--- Start of Source data ---

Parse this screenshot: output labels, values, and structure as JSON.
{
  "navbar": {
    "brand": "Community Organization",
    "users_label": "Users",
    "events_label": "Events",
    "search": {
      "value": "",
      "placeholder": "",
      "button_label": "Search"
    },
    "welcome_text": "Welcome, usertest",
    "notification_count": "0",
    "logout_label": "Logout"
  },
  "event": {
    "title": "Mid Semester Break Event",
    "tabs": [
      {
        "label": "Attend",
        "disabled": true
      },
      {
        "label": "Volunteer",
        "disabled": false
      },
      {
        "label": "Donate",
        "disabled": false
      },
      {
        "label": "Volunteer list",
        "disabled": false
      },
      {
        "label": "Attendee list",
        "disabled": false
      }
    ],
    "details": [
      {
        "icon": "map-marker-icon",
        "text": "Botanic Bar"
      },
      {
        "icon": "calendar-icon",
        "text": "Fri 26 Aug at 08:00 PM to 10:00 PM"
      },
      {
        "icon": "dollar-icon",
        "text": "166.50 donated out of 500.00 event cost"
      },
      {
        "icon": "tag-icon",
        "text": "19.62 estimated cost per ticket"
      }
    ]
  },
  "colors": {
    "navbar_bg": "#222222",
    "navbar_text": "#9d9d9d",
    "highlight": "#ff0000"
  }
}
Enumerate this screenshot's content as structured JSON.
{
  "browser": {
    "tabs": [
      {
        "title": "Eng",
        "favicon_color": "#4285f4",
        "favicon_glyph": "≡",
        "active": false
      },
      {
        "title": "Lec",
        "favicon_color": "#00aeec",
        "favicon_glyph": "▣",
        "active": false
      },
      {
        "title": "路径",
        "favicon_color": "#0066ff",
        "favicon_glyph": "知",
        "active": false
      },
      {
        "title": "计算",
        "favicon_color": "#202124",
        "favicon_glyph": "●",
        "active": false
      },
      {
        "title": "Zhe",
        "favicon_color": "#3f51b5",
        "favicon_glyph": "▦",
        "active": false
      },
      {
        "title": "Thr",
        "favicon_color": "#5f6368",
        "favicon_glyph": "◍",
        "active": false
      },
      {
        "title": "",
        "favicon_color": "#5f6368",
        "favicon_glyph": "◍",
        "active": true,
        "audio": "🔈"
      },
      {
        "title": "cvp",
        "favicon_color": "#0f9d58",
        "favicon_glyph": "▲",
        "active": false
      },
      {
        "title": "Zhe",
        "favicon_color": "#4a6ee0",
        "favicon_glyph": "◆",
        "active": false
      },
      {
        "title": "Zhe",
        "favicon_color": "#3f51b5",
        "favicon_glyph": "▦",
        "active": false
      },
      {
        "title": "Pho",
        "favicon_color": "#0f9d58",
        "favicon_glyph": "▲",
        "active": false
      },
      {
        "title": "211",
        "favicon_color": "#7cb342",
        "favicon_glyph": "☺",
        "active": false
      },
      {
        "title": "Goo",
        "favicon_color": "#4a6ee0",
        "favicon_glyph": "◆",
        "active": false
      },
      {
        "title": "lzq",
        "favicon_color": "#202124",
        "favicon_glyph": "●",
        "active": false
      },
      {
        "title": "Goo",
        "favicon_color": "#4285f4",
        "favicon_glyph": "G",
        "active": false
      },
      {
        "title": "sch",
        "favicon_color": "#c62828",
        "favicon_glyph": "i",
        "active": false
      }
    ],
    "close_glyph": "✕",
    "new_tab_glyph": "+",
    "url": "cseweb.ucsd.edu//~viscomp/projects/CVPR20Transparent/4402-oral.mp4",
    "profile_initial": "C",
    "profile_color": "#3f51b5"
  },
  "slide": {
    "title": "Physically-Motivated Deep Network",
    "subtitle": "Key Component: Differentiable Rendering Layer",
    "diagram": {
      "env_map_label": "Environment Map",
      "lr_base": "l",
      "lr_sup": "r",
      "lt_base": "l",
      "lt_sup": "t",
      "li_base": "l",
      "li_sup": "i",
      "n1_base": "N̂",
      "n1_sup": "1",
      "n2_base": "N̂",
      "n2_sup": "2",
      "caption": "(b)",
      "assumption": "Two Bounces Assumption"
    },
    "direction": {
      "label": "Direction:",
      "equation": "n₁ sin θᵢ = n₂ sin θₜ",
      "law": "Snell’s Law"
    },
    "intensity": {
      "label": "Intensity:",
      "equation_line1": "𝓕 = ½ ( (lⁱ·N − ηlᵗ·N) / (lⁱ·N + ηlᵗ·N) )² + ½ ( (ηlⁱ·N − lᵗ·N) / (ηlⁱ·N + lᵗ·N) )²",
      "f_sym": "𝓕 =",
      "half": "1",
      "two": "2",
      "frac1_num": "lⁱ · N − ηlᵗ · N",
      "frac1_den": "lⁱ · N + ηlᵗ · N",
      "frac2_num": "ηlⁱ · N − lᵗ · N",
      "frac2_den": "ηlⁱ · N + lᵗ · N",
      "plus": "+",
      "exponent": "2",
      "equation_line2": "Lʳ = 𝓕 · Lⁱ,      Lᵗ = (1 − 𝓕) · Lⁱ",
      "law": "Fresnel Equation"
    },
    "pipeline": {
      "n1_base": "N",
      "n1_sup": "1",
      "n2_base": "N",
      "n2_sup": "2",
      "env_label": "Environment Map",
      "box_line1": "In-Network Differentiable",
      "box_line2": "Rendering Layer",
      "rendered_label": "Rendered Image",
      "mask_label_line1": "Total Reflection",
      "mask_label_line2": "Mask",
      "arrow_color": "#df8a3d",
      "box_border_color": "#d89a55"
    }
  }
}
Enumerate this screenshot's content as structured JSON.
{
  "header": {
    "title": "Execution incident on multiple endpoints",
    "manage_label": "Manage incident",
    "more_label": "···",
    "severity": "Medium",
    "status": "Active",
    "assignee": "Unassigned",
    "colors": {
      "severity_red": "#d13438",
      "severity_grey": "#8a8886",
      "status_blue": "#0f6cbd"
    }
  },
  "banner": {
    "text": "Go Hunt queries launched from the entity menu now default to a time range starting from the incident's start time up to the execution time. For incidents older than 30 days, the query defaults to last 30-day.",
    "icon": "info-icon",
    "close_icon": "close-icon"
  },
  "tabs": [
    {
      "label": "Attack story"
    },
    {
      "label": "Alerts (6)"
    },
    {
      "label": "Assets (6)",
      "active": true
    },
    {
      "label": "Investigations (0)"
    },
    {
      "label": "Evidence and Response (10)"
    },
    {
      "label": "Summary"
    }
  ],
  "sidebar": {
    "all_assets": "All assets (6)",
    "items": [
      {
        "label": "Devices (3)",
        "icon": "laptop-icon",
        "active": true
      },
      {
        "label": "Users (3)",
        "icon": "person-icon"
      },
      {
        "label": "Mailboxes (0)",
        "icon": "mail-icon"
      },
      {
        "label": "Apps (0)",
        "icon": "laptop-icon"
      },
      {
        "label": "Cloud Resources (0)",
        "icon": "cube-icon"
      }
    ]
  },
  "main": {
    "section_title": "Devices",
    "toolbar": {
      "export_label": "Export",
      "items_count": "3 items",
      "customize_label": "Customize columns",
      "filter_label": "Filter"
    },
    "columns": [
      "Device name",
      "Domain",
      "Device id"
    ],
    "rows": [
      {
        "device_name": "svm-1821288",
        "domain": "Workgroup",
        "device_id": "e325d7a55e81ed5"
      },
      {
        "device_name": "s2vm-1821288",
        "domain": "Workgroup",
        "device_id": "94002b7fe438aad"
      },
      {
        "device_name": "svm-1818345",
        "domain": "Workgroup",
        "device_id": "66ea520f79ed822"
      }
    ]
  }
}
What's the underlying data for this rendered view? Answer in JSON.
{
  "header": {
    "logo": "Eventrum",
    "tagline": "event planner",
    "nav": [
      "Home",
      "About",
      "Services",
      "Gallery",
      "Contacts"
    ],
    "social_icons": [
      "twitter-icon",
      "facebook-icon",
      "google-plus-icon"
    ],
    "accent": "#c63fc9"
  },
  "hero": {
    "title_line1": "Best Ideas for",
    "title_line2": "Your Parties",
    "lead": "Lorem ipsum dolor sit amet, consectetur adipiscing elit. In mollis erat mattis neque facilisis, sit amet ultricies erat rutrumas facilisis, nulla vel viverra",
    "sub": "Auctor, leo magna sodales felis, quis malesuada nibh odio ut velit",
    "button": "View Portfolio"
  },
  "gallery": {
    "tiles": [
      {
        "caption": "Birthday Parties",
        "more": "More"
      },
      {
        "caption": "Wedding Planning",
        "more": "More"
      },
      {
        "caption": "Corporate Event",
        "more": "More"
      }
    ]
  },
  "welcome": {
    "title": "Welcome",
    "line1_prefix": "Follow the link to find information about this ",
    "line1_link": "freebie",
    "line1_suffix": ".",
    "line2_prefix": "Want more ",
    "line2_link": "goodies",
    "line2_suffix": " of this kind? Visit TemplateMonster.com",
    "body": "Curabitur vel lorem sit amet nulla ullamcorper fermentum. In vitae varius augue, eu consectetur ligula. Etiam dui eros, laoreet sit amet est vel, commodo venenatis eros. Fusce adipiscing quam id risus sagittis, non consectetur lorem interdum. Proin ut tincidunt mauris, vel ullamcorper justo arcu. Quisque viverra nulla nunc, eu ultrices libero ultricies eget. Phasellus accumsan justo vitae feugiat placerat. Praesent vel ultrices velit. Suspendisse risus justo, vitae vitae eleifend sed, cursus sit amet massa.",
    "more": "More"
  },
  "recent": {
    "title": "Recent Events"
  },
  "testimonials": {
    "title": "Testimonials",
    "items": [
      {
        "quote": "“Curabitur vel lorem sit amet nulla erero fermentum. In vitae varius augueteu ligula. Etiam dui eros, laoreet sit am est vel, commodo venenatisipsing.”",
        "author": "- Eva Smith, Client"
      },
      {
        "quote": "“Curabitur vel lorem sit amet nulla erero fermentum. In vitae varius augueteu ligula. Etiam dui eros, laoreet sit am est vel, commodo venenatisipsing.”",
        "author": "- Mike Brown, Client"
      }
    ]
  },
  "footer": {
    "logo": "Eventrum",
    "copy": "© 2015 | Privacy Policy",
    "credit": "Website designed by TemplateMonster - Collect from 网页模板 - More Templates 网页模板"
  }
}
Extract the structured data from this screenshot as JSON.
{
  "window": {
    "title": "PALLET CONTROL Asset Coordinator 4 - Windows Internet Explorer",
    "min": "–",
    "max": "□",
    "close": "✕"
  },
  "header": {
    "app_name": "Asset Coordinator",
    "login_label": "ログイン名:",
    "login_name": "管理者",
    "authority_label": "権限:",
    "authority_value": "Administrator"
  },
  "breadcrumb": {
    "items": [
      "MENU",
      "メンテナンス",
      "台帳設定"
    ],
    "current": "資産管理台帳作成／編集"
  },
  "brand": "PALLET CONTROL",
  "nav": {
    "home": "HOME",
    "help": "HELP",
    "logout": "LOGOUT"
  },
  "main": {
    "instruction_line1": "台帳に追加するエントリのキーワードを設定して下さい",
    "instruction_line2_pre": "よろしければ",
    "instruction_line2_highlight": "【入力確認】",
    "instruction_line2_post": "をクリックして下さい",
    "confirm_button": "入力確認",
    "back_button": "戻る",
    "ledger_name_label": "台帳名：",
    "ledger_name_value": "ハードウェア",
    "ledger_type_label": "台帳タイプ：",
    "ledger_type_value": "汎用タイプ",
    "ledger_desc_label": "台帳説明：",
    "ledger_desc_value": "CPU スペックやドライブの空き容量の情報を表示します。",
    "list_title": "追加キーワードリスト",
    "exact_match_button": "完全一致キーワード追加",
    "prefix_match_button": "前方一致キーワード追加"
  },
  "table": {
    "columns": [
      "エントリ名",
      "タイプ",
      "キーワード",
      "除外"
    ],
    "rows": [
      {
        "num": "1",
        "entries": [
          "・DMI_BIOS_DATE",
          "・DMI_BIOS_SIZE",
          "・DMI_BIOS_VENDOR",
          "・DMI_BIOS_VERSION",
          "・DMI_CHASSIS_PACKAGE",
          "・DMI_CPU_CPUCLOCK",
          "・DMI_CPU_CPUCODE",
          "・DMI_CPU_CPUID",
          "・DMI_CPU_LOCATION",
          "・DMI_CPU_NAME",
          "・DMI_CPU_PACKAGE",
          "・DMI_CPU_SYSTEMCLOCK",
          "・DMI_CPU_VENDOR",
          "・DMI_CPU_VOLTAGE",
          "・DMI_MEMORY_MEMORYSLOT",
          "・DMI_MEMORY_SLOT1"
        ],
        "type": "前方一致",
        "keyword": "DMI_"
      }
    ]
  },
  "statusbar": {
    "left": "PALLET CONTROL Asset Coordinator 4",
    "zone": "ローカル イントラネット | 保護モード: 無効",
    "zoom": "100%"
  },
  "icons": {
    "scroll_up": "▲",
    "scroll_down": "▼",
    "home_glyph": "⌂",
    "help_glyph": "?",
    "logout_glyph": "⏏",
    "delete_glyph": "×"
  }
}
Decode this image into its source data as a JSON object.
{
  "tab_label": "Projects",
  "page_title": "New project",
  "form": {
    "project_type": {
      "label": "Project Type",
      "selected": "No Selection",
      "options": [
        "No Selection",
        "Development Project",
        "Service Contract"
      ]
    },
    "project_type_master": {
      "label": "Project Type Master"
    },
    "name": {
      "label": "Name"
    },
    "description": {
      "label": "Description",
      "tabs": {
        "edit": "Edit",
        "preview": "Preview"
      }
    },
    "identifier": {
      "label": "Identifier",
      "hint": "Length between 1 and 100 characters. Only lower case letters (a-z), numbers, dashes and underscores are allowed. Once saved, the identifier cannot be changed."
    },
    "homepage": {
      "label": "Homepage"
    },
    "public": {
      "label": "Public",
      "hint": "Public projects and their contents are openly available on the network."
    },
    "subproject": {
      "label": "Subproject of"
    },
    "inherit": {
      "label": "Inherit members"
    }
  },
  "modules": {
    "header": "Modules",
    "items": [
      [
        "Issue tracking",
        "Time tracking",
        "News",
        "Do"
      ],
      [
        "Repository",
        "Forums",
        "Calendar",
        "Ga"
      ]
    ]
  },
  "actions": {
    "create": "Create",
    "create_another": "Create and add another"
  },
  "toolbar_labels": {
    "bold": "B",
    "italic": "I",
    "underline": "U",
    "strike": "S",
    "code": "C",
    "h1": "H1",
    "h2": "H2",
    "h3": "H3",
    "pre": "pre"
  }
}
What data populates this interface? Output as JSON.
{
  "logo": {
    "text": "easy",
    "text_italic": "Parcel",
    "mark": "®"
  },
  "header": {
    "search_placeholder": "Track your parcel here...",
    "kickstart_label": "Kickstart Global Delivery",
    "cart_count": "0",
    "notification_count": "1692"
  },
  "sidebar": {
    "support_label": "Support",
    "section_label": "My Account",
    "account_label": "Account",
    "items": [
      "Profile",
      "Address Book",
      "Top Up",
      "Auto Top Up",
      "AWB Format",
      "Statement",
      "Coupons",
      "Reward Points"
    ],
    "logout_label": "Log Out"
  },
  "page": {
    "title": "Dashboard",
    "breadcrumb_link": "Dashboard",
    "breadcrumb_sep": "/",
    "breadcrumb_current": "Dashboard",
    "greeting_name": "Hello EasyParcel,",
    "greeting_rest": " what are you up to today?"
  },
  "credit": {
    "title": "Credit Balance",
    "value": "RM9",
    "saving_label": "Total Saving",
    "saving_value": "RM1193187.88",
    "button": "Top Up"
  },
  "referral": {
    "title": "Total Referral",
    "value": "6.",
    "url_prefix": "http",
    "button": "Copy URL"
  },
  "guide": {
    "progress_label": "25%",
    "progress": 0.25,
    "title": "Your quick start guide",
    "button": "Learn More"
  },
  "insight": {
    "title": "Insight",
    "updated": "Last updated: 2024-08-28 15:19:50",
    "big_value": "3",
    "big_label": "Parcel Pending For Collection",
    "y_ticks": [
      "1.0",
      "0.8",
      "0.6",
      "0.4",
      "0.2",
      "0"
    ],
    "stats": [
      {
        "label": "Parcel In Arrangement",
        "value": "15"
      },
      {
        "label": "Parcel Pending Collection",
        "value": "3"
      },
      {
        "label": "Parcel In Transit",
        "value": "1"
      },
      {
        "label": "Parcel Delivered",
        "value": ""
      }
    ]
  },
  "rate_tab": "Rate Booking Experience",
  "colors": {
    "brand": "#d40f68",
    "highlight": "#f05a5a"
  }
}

--- End of Source data ---

Stated problem →
Which lines hold the word "hint"? Return all of them from the records above.

Reply →
      "hint": "Length between 1 and 100 characters. Only lower case letters (a-z), numbers, dashes and underscores are allowed. Once saved, the identifier cannot be changed."
      "hint": "Public projects and their contents are openly available on the network."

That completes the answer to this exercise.